Transcribed document page entries
§

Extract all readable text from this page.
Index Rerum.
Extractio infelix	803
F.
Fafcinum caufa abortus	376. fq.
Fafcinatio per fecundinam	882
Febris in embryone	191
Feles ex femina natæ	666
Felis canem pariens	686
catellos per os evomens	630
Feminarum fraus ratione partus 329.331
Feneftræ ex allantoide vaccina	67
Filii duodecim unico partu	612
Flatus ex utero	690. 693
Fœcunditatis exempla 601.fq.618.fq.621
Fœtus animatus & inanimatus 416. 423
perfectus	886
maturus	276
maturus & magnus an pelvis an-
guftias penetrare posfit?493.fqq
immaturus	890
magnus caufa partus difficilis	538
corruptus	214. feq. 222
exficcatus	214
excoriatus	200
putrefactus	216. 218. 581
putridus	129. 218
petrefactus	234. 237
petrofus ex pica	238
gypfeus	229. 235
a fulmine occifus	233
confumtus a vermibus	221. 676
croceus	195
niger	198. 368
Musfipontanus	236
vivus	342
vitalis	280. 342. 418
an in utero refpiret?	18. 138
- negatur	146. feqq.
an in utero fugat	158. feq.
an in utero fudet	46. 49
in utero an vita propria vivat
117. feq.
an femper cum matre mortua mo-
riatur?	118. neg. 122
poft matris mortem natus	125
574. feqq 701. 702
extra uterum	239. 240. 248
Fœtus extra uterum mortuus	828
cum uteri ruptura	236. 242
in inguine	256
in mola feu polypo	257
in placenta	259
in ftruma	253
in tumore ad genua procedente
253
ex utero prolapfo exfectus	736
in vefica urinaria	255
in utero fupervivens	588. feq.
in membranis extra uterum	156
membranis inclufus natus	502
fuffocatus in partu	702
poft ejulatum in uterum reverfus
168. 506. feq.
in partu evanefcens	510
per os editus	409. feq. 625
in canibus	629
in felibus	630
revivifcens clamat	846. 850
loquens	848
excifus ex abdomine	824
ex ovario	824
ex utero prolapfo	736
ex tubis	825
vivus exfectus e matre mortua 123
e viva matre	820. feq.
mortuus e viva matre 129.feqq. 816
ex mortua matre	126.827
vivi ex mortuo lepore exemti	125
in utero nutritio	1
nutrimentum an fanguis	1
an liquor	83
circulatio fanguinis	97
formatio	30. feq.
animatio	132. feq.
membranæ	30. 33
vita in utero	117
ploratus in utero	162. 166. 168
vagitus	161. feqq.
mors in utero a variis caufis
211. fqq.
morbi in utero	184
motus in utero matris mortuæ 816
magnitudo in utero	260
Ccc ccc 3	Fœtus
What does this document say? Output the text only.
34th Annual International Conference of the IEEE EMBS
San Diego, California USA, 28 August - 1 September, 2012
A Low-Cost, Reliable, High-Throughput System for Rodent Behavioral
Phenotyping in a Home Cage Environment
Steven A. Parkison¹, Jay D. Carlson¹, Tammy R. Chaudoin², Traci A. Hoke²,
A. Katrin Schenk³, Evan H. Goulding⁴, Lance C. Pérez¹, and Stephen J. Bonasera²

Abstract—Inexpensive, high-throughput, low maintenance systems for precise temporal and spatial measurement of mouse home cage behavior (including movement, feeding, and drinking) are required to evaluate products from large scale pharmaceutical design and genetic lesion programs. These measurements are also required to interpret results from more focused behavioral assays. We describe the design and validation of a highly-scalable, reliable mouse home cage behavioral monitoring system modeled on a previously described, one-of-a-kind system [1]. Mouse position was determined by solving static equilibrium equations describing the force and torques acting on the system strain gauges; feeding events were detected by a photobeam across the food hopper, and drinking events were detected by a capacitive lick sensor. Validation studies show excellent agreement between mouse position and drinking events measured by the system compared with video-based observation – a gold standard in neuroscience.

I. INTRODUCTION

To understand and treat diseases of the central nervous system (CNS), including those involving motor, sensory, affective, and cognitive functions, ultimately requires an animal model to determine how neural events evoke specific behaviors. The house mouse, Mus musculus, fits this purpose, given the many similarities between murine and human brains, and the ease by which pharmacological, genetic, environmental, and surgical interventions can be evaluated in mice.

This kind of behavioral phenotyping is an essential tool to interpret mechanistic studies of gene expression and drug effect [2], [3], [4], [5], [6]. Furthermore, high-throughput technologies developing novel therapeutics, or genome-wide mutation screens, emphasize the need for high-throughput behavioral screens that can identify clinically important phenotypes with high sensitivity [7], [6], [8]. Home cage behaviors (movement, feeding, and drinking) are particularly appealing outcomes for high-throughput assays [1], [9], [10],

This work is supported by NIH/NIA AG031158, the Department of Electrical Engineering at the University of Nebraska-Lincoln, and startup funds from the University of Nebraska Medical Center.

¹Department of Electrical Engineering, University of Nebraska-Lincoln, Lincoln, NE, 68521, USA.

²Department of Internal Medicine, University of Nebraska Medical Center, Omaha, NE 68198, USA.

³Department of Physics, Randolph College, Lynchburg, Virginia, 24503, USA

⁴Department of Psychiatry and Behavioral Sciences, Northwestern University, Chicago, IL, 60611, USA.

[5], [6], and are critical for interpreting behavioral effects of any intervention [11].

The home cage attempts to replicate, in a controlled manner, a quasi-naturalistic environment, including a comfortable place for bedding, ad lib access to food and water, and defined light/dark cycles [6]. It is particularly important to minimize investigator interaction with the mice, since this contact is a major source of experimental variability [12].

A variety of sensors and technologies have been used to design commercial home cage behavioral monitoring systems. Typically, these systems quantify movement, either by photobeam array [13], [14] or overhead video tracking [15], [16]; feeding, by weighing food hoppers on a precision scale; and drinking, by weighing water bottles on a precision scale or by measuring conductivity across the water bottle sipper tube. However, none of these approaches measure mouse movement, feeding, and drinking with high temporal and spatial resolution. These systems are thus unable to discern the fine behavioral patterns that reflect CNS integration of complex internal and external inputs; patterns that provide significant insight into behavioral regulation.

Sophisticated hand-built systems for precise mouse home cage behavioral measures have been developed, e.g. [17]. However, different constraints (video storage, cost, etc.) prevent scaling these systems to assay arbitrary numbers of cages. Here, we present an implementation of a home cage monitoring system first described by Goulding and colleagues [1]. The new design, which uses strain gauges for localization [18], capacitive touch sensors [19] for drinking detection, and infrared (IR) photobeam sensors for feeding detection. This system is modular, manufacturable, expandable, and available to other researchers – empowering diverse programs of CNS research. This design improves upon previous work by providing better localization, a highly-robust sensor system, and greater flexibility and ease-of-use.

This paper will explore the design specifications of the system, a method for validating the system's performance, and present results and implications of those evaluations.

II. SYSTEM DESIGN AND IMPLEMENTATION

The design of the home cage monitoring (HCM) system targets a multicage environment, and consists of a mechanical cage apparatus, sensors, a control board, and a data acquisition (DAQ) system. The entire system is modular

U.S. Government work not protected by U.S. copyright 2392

§

How to complete this task: Check each line above for the string "Fœtus" and show the ones that have it.

Answer space:
Fœtus animatus & inanimatus 416. 423
Fœtus extra uterum mortuus	828
Ccc ccc 3	Fœtus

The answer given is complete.